## Problem statement
Copy every line of the following listing without any change, omitting the pictures.

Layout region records

= = =

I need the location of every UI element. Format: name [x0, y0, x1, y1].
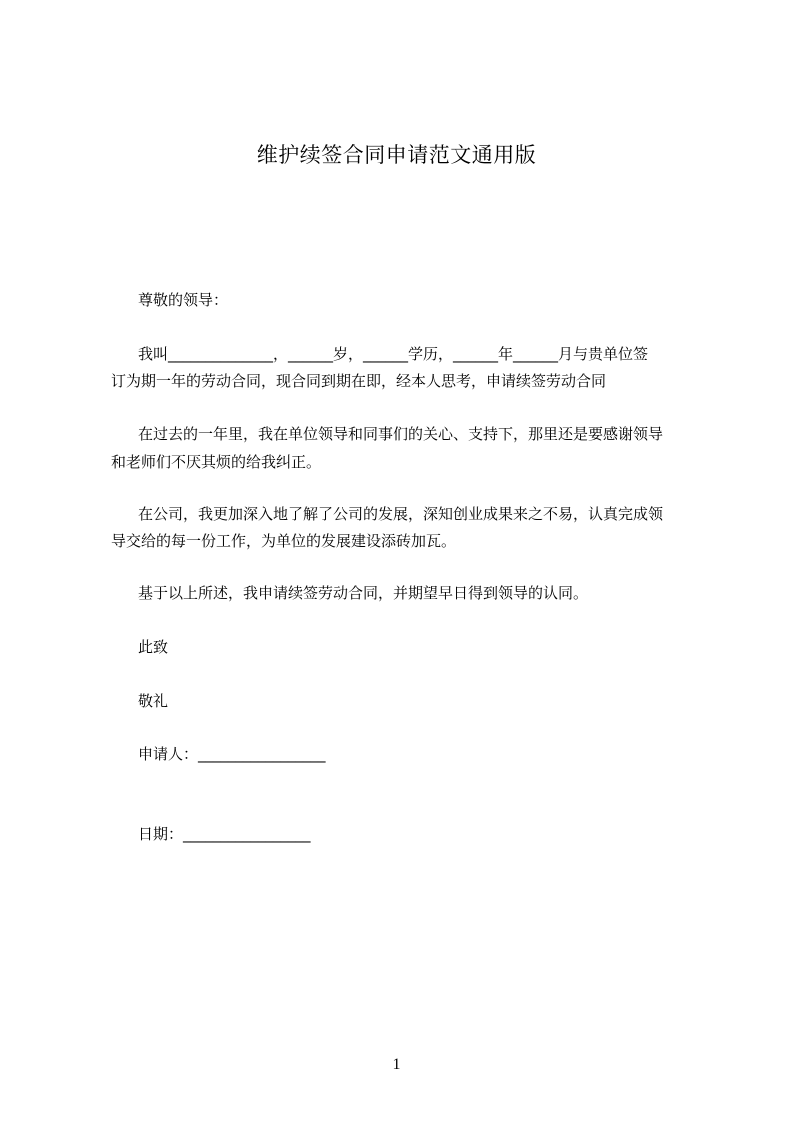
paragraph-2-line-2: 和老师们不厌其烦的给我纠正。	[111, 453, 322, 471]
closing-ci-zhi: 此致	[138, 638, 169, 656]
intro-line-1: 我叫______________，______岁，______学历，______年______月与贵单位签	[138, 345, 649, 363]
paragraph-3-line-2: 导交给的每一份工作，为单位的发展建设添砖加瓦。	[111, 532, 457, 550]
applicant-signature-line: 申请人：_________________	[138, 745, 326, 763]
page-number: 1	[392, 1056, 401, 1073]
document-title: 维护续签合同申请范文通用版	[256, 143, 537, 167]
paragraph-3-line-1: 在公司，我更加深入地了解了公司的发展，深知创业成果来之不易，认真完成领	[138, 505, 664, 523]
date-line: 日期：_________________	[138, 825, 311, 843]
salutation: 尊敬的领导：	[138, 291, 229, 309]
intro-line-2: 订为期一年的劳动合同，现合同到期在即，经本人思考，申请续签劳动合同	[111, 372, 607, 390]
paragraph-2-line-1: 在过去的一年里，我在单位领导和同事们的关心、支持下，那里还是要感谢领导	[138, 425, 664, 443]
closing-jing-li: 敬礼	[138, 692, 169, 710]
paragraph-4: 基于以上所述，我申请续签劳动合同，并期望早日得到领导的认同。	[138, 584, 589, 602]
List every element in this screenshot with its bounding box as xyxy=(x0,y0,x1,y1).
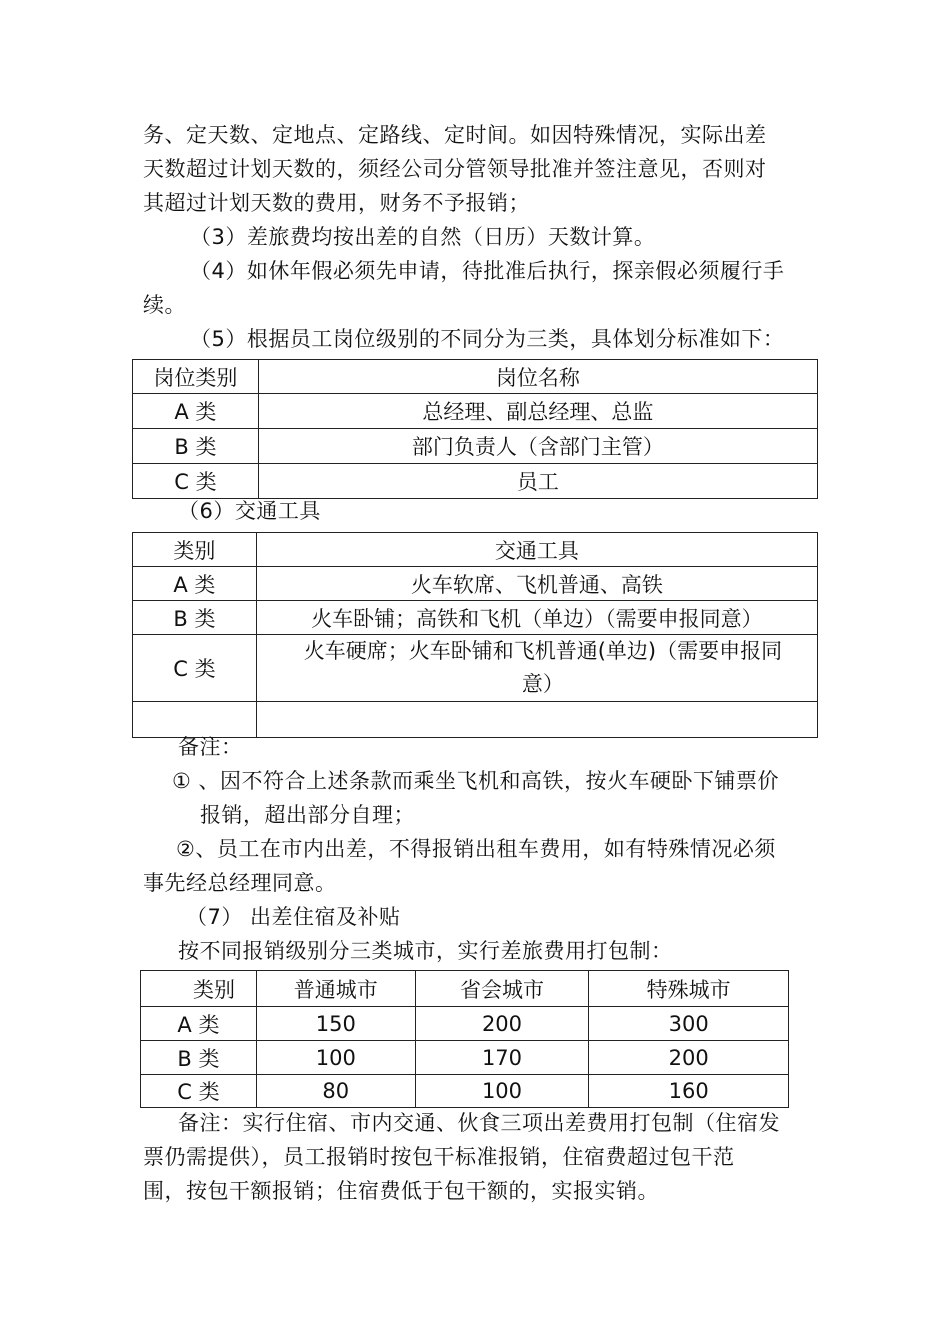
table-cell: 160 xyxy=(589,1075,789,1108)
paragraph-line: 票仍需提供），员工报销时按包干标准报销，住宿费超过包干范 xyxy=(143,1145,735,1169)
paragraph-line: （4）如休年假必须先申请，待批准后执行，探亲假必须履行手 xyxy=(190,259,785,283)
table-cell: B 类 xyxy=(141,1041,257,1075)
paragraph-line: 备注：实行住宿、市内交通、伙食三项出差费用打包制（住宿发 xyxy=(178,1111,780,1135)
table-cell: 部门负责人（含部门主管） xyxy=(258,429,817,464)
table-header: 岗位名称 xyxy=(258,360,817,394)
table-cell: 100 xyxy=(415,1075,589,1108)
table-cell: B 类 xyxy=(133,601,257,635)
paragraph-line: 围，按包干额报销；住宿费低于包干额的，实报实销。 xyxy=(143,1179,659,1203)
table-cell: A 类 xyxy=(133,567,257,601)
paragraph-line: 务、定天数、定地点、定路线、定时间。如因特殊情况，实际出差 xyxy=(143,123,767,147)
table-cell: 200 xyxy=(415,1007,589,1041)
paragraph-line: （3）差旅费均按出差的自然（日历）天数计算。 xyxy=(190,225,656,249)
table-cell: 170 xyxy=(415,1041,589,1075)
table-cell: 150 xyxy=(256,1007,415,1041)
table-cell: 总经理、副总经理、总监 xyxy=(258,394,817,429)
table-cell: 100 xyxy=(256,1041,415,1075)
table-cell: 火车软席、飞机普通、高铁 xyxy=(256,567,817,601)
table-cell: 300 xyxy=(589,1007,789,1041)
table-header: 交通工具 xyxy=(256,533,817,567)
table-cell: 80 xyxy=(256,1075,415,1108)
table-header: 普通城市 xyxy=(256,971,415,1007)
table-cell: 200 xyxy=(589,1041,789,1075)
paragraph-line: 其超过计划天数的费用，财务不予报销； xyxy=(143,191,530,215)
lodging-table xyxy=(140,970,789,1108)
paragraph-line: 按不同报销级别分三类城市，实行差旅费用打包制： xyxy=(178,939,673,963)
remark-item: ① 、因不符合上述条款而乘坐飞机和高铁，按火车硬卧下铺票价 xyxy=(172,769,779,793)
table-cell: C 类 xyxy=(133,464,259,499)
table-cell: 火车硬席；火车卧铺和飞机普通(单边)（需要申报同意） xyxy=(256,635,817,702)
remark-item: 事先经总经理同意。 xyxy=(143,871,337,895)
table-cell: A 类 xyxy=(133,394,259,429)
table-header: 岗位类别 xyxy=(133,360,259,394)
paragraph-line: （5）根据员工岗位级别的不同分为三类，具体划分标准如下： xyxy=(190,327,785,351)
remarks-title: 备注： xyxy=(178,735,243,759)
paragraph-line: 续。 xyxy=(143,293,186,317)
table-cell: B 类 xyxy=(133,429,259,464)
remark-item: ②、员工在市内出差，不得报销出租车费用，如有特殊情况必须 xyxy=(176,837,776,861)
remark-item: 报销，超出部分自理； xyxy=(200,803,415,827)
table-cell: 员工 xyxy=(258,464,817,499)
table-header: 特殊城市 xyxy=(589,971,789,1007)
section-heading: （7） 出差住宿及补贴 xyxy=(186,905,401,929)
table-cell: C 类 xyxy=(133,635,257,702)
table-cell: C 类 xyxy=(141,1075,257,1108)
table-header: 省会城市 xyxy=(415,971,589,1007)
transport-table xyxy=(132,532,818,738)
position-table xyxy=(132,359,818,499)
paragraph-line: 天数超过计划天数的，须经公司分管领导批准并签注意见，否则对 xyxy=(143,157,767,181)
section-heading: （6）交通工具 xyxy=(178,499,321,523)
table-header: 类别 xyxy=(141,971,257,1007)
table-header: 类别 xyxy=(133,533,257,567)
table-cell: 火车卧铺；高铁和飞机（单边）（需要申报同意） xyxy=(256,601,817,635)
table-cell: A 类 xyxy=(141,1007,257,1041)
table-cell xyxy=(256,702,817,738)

= = =

## Solution to the problem
I need the location of every UI element. Format: name [x0, y0, x1, y1].
paragraph-2-line-2: 和老师们不厌其烦的给我纠正。	[111, 453, 322, 471]
closing-ci-zhi: 此致	[138, 638, 169, 656]
intro-line-1: 我叫______________，______岁，______学历，______年______月与贵单位签	[138, 345, 649, 363]
paragraph-3-line-2: 导交给的每一份工作，为单位的发展建设添砖加瓦。	[111, 532, 457, 550]
applicant-signature-line: 申请人：_________________	[138, 745, 326, 763]
page-number: 1	[392, 1056, 401, 1073]
document-title: 维护续签合同申请范文通用版	[256, 143, 537, 167]
paragraph-3-line-1: 在公司，我更加深入地了解了公司的发展，深知创业成果来之不易，认真完成领	[138, 505, 664, 523]
date-line: 日期：_________________	[138, 825, 311, 843]
salutation: 尊敬的领导：	[138, 291, 229, 309]
intro-line-2: 订为期一年的劳动合同，现合同到期在即，经本人思考，申请续签劳动合同	[111, 372, 607, 390]
paragraph-2-line-1: 在过去的一年里，我在单位领导和同事们的关心、支持下，那里还是要感谢领导	[138, 425, 664, 443]
closing-jing-li: 敬礼	[138, 692, 169, 710]
paragraph-4: 基于以上所述，我申请续签劳动合同，并期望早日得到领导的认同。	[138, 584, 589, 602]
List every element in this screenshot with its bounding box as xyxy=(x0,y0,x1,y1).
table-cell: 160 xyxy=(589,1075,789,1108)
paragraph-line: 票仍需提供），员工报销时按包干标准报销，住宿费超过包干范 xyxy=(143,1145,735,1169)
paragraph-line: （4）如休年假必须先申请，待批准后执行，探亲假必须履行手 xyxy=(190,259,785,283)
table-cell: B 类 xyxy=(141,1041,257,1075)
paragraph-line: 备注：实行住宿、市内交通、伙食三项出差费用打包制（住宿发 xyxy=(178,1111,780,1135)
table-cell: 部门负责人（含部门主管） xyxy=(258,429,817,464)
table-header: 岗位名称 xyxy=(258,360,817,394)
table-cell: 100 xyxy=(415,1075,589,1108)
table-cell: B 类 xyxy=(133,601,257,635)
paragraph-line: 围，按包干额报销；住宿费低于包干额的，实报实销。 xyxy=(143,1179,659,1203)
table-cell: A 类 xyxy=(133,567,257,601)
paragraph-line: 务、定天数、定地点、定路线、定时间。如因特殊情况，实际出差 xyxy=(143,123,767,147)
table-cell: 200 xyxy=(415,1007,589,1041)
paragraph-line: （3）差旅费均按出差的自然（日历）天数计算。 xyxy=(190,225,656,249)
table-cell: 170 xyxy=(415,1041,589,1075)
table-cell: 150 xyxy=(256,1007,415,1041)
table-cell: 总经理、副总经理、总监 xyxy=(258,394,817,429)
table-cell: 100 xyxy=(256,1041,415,1075)
table-cell: 火车软席、飞机普通、高铁 xyxy=(256,567,817,601)
table-cell: 300 xyxy=(589,1007,789,1041)
table-header: 交通工具 xyxy=(256,533,817,567)
table-cell: 80 xyxy=(256,1075,415,1108)
table-header: 普通城市 xyxy=(256,971,415,1007)
table-cell: 200 xyxy=(589,1041,789,1075)
paragraph-line: 其超过计划天数的费用，财务不予报销； xyxy=(143,191,530,215)
lodging-table xyxy=(140,970,789,1108)
paragraph-line: 按不同报销级别分三类城市，实行差旅费用打包制： xyxy=(178,939,673,963)
remark-item: ① 、因不符合上述条款而乘坐飞机和高铁，按火车硬卧下铺票价 xyxy=(172,769,779,793)
table-cell: C 类 xyxy=(133,464,259,499)
table-cell: 火车硬席；火车卧铺和飞机普通(单边)（需要申报同意） xyxy=(256,635,817,702)
remark-item: 事先经总经理同意。 xyxy=(143,871,337,895)
table-cell: A 类 xyxy=(133,394,259,429)
table-header: 岗位类别 xyxy=(133,360,259,394)
paragraph-line: （5）根据员工岗位级别的不同分为三类，具体划分标准如下： xyxy=(190,327,785,351)
remarks-title: 备注： xyxy=(178,735,243,759)
paragraph-line: 续。 xyxy=(143,293,186,317)
table-cell: B 类 xyxy=(133,429,259,464)
remark-item: ②、员工在市内出差，不得报销出租车费用，如有特殊情况必须 xyxy=(176,837,776,861)
remark-item: 报销，超出部分自理； xyxy=(200,803,415,827)
table-cell: 员工 xyxy=(258,464,817,499)
table-header: 特殊城市 xyxy=(589,971,789,1007)
section-heading: （7） 出差住宿及补贴 xyxy=(186,905,401,929)
table-cell: C 类 xyxy=(133,635,257,702)
table-cell: C 类 xyxy=(141,1075,257,1108)
table-header: 省会城市 xyxy=(415,971,589,1007)
transport-table xyxy=(132,532,818,738)
position-table xyxy=(132,359,818,499)
paragraph-line: 天数超过计划天数的，须经公司分管领导批准并签注意见，否则对 xyxy=(143,157,767,181)
section-heading: （6）交通工具 xyxy=(178,499,321,523)
table-header: 类别 xyxy=(141,971,257,1007)
table-header: 类别 xyxy=(133,533,257,567)
table-cell: 火车卧铺；高铁和飞机（单边）（需要申报同意） xyxy=(256,601,817,635)
table-cell: A 类 xyxy=(141,1007,257,1041)
table-cell xyxy=(256,702,817,738)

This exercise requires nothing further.